Within the records that follow, find every line containing the string "think". Copy those lines.

***

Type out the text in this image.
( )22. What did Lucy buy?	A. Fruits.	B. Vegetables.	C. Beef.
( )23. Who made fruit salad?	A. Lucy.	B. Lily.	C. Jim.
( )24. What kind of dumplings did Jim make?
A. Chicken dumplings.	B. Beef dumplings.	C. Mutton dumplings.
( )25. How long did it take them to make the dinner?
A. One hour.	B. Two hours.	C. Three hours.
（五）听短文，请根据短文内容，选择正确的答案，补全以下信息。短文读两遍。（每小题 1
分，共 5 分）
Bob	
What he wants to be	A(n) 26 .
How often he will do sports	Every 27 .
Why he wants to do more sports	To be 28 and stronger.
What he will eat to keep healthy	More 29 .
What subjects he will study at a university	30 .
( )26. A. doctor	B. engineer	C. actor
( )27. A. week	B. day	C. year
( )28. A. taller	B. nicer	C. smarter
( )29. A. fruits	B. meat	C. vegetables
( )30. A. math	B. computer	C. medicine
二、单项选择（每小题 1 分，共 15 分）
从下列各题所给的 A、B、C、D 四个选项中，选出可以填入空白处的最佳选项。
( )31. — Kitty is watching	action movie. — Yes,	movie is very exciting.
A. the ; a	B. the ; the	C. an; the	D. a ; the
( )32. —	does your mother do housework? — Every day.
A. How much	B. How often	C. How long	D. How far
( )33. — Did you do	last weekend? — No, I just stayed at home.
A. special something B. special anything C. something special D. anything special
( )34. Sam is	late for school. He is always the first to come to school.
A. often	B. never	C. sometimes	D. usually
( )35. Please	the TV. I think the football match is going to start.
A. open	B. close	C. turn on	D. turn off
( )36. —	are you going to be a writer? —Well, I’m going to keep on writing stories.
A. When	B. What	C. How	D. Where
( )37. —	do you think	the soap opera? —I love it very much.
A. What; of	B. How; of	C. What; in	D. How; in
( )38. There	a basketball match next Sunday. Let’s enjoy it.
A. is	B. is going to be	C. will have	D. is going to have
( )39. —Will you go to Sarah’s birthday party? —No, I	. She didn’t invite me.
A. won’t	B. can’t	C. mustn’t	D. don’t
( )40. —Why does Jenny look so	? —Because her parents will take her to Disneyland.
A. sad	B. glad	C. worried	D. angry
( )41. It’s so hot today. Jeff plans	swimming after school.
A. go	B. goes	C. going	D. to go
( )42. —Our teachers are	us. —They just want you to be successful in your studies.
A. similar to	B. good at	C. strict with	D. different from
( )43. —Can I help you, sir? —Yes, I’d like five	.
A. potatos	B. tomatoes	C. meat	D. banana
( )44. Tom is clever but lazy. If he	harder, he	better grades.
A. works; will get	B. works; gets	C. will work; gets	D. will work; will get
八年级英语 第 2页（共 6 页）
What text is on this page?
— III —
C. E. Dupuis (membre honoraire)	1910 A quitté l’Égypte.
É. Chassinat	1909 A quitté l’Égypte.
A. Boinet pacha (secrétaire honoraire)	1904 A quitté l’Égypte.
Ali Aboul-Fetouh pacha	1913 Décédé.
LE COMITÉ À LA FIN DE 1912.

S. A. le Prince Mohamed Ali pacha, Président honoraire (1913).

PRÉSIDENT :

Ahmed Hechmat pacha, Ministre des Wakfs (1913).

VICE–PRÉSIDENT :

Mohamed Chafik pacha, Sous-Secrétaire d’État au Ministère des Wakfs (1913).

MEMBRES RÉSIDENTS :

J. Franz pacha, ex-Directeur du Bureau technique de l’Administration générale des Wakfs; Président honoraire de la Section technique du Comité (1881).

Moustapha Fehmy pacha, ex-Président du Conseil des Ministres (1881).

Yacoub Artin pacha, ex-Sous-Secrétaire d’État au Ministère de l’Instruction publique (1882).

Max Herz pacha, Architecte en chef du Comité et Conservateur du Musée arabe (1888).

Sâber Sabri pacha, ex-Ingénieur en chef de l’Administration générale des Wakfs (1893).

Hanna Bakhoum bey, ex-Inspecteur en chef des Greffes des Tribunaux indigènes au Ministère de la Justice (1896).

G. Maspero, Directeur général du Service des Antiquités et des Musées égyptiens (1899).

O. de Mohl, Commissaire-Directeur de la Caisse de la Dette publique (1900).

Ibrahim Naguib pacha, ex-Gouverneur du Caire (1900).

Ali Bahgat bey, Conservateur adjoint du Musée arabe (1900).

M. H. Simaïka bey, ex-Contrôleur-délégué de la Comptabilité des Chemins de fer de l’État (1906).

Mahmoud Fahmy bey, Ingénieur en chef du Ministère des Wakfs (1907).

***

Solution to the exercise:
( )35. Please	the TV. I think the football match is going to start.
( )37. —	do you think	the soap opera? —I love it very much.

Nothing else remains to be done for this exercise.